Start of DATA LINES

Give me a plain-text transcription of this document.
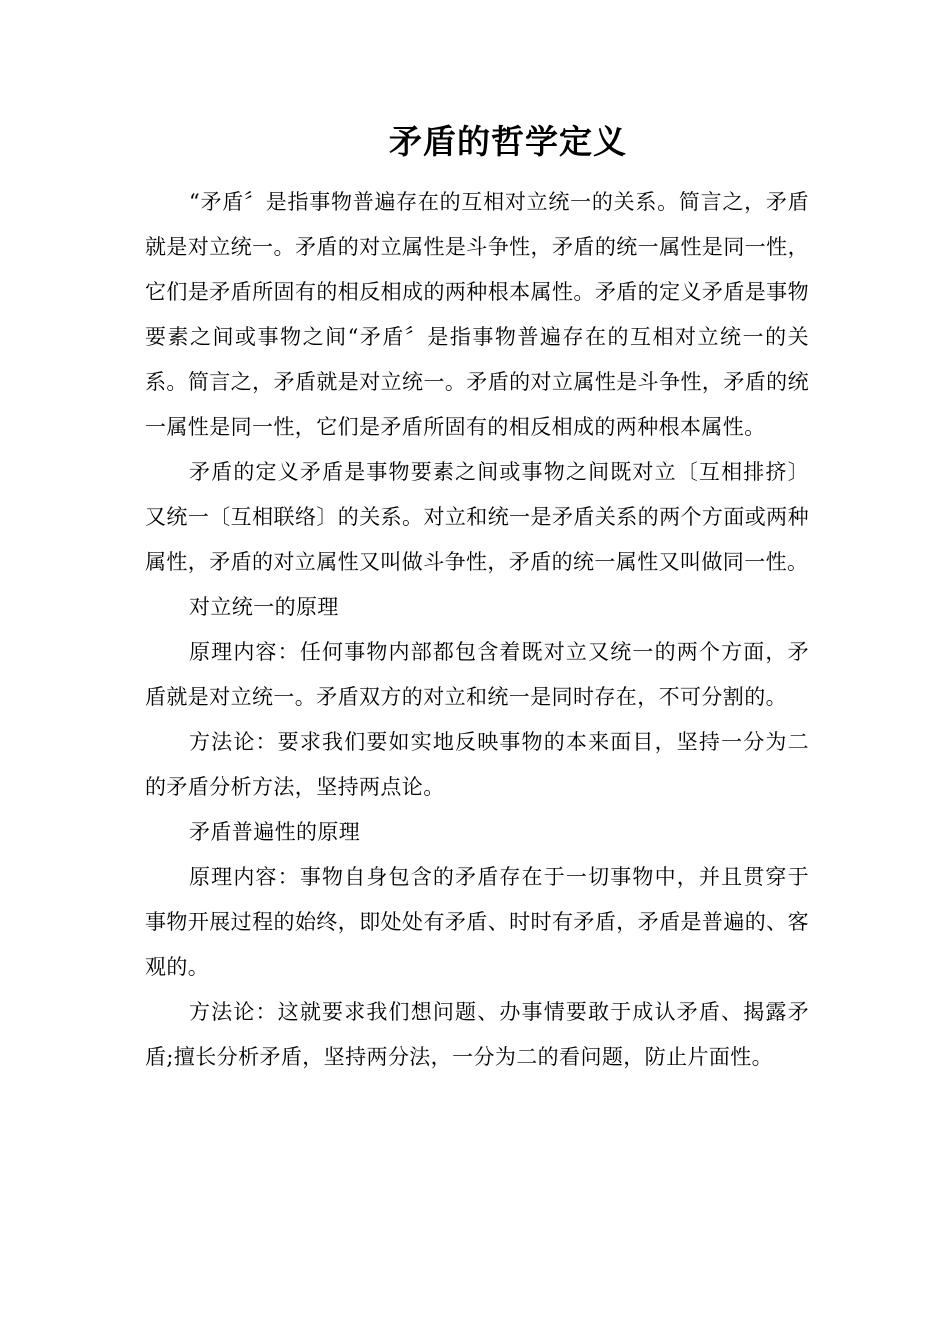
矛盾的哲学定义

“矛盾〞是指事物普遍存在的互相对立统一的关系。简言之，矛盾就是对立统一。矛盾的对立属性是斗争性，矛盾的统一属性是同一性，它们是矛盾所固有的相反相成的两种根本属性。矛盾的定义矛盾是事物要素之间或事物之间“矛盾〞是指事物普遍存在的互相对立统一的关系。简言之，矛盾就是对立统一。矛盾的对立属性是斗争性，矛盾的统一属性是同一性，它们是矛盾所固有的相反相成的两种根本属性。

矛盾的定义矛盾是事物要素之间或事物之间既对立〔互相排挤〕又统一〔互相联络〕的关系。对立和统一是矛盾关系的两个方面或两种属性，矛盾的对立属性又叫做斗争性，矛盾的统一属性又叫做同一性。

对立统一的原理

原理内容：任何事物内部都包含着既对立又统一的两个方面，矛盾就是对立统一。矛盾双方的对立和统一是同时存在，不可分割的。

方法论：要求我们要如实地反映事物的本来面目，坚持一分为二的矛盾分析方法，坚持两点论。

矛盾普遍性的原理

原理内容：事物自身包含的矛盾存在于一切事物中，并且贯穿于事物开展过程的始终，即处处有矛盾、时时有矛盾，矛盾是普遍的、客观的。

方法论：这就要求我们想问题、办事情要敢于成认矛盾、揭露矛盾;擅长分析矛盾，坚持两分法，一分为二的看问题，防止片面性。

End of DATA LINES

Every line of the material is to be quoted exactly, with no pictures carried over.

TASK RESPONSE =
Give me a plain-text transcription of this document.
矛盾的哲学定义

“矛盾〞是指事物普遍存在的互相对立统一的关系。简言之，矛盾就是对立统一。矛盾的对立属性是斗争性，矛盾的统一属性是同一性，它们是矛盾所固有的相反相成的两种根本属性。矛盾的定义矛盾是事物要素之间或事物之间“矛盾〞是指事物普遍存在的互相对立统一的关系。简言之，矛盾就是对立统一。矛盾的对立属性是斗争性，矛盾的统一属性是同一性，它们是矛盾所固有的相反相成的两种根本属性。

矛盾的定义矛盾是事物要素之间或事物之间既对立〔互相排挤〕又统一〔互相联络〕的关系。对立和统一是矛盾关系的两个方面或两种属性，矛盾的对立属性又叫做斗争性，矛盾的统一属性又叫做同一性。

对立统一的原理

原理内容：任何事物内部都包含着既对立又统一的两个方面，矛盾就是对立统一。矛盾双方的对立和统一是同时存在，不可分割的。

方法论：要求我们要如实地反映事物的本来面目，坚持一分为二的矛盾分析方法，坚持两点论。

矛盾普遍性的原理

原理内容：事物自身包含的矛盾存在于一切事物中，并且贯穿于事物开展过程的始终，即处处有矛盾、时时有矛盾，矛盾是普遍的、客观的。

方法论：这就要求我们想问题、办事情要敢于成认矛盾、揭露矛盾;擅长分析矛盾，坚持两分法，一分为二的看问题，防止片面性。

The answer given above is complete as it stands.